**THE EXERCISE:** Retype the complete listing exactly as it appears.

+---+

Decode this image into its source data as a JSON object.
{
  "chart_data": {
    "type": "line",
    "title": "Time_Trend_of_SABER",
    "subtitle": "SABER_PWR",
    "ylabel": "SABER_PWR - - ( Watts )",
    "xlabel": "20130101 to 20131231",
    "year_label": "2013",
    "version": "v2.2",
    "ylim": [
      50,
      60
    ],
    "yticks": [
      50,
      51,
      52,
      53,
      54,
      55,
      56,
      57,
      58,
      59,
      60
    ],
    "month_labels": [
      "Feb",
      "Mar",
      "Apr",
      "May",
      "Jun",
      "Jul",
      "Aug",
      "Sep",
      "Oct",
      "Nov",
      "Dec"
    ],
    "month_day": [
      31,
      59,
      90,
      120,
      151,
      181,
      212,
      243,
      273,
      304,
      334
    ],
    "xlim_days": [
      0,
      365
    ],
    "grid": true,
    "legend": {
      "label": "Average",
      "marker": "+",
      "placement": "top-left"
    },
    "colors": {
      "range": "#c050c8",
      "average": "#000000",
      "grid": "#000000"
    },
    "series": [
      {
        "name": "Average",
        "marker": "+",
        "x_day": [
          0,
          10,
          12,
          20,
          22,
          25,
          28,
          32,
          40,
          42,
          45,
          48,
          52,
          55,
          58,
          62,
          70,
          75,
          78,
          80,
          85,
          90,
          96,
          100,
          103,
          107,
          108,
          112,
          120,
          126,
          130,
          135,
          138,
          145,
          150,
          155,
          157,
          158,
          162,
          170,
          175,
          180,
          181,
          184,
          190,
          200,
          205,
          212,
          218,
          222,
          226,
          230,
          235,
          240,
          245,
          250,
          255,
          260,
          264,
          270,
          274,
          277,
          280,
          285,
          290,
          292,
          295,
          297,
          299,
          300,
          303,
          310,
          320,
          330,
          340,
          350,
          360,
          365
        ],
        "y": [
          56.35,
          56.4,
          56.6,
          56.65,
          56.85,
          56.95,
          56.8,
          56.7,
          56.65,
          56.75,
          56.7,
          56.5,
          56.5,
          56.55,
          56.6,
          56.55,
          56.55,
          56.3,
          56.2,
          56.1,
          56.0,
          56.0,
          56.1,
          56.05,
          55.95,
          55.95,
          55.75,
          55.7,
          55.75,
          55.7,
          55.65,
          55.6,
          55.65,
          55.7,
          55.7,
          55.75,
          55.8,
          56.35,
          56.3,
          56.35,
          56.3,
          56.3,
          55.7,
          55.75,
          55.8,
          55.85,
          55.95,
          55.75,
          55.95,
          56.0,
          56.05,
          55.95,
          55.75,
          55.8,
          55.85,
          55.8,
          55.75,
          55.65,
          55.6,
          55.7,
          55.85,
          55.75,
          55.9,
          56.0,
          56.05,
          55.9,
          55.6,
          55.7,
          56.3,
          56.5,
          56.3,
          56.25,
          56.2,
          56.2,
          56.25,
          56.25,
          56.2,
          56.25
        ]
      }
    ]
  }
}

+---+

**CORRECT RESULT:**
Decode this image into its source data as a JSON object.
{
  "chart_data": {
    "type": "line",
    "title": "Time_Trend_of_SABER",
    "subtitle": "SABER_PWR",
    "ylabel": "SABER_PWR - - ( Watts )",
    "xlabel": "20130101 to 20131231",
    "year_label": "2013",
    "version": "v2.2",
    "ylim": [
      50,
      60
    ],
    "yticks": [
      50,
      51,
      52,
      53,
      54,
      55,
      56,
      57,
      58,
      59,
      60
    ],
    "month_labels": [
      "Feb",
      "Mar",
      "Apr",
      "May",
      "Jun",
      "Jul",
      "Aug",
      "Sep",
      "Oct",
      "Nov",
      "Dec"
    ],
    "month_day": [
      31,
      59,
      90,
      120,
      151,
      181,
      212,
      243,
      273,
      304,
      334
    ],
    "xlim_days": [
      0,
      365
    ],
    "grid": true,
    "legend": {
      "label": "Average",
      "marker": "+",
      "placement": "top-left"
    },
    "colors": {
      "range": "#c050c8",
      "average": "#000000",
      "grid": "#000000"
    },
    "series": [
      {
        "name": "Average",
        "marker": "+",
        "x_day": [
          0,
          10,
          12,
          20,
          22,
          25,
          28,
          32,
          40,
          42,
          45,
          48,
          52,
          55,
          58,
          62,
          70,
          75,
          78,
          80,
          85,
          90,
          96,
          100,
          103,
          107,
          108,
          112,
          120,
          126,
          130,
          135,
          138,
          145,
          150,
          155,
          157,
          158,
          162,
          170,
          175,
          180,
          181,
          184,
          190,
          200,
          205,
          212,
          218,
          222,
          226,
          230,
          235,
          240,
          245,
          250,
          255,
          260,
          264,
          270,
          274,
          277,
          280,
          285,
          290,
          292,
          295,
          297,
          299,
          300,
          303,
          310,
          320,
          330,
          340,
          350,
          360,
          365
        ],
        "y": [
          56.35,
          56.4,
          56.6,
          56.65,
          56.85,
          56.95,
          56.8,
          56.7,
          56.65,
          56.75,
          56.7,
          56.5,
          56.5,
          56.55,
          56.6,
          56.55,
          56.55,
          56.3,
          56.2,
          56.1,
          56.0,
          56.0,
          56.1,
          56.05,
          55.95,
          55.95,
          55.75,
          55.7,
          55.75,
          55.7,
          55.65,
          55.6,
          55.65,
          55.7,
          55.7,
          55.75,
          55.8,
          56.35,
          56.3,
          56.35,
          56.3,
          56.3,
          55.7,
          55.75,
          55.8,
          55.85,
          55.95,
          55.75,
          55.95,
          56.0,
          56.05,
          55.95,
          55.75,
          55.8,
          55.85,
          55.8,
          55.75,
          55.65,
          55.6,
          55.7,
          55.85,
          55.75,
          55.9,
          56.0,
          56.05,
          55.9,
          55.6,
          55.7,
          56.3,
          56.5,
          56.3,
          56.25,
          56.2,
          56.2,
          56.25,
          56.25,
          56.2,
          56.25
        ]
      }
    ]
  }
}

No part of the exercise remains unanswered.